Directions:
Below are some records: retype them all exactly, but not the pictures.
________________
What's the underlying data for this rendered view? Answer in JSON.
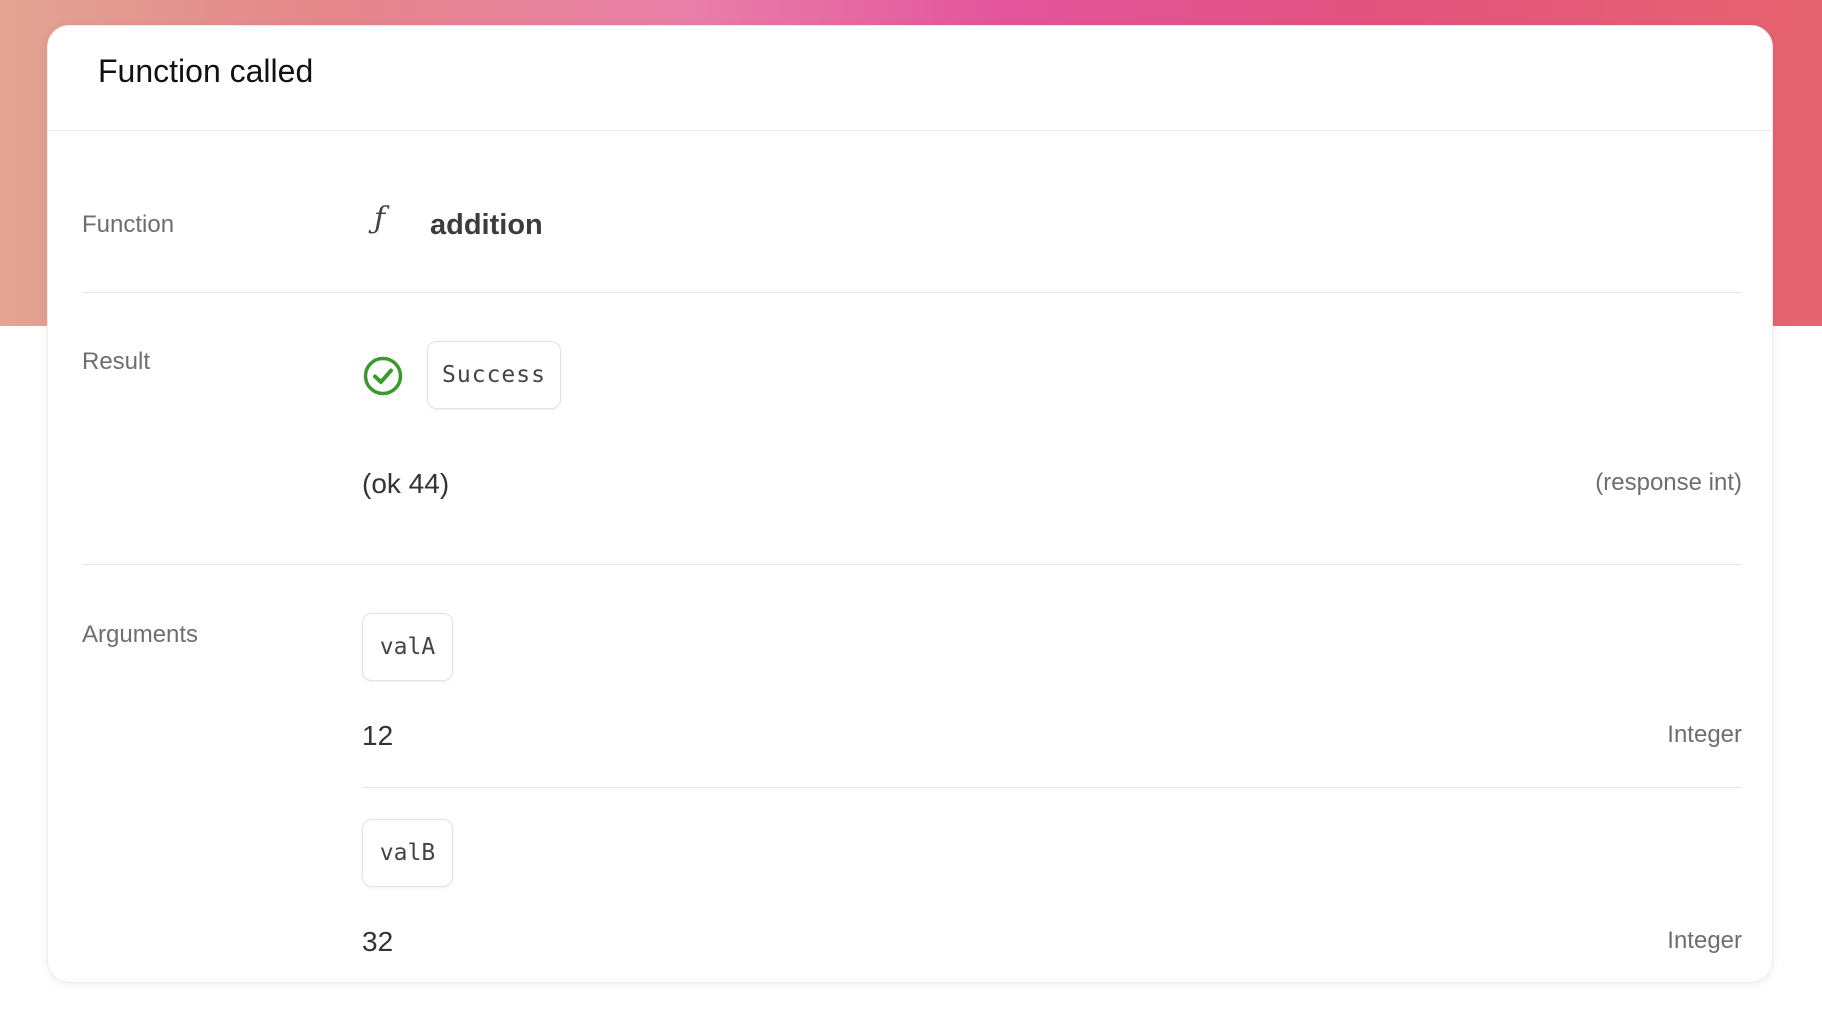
{
  "card": {
    "title": "Function called"
  },
  "function_row": {
    "label": "Function",
    "icon_glyph": "ƒ",
    "icon": "function-icon",
    "name": "addition"
  },
  "result_row": {
    "label": "Result",
    "status_icon": "check-circle-icon",
    "status_color": "#3b9a2e",
    "status": "Success",
    "value": "(ok 44)",
    "type": "(response int)"
  },
  "arguments_row": {
    "label": "Arguments",
    "items": [
      {
        "name": "valA",
        "value": "12",
        "type": "Integer"
      },
      {
        "name": "valB",
        "value": "32",
        "type": "Integer"
      }
    ]
  },
  "colors": {
    "banner_gradient": [
      "#e2a493",
      "#e87fa8",
      "#e3559b",
      "#e66470"
    ],
    "card_background": "#ffffff"
  }
}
________________
In response:
What's the underlying data for this rendered view? Answer in JSON.
{
  "card": {
    "title": "Function called"
  },
  "function_row": {
    "label": "Function",
    "icon_glyph": "ƒ",
    "icon": "function-icon",
    "name": "addition"
  },
  "result_row": {
    "label": "Result",
    "status_icon": "check-circle-icon",
    "status_color": "#3b9a2e",
    "status": "Success",
    "value": "(ok 44)",
    "type": "(response int)"
  },
  "arguments_row": {
    "label": "Arguments",
    "items": [
      {
        "name": "valA",
        "value": "12",
        "type": "Integer"
      },
      {
        "name": "valB",
        "value": "32",
        "type": "Integer"
      }
    ]
  },
  "colors": {
    "banner_gradient": [
      "#e2a493",
      "#e87fa8",
      "#e3559b",
      "#e66470"
    ],
    "card_background": "#ffffff"
  }
}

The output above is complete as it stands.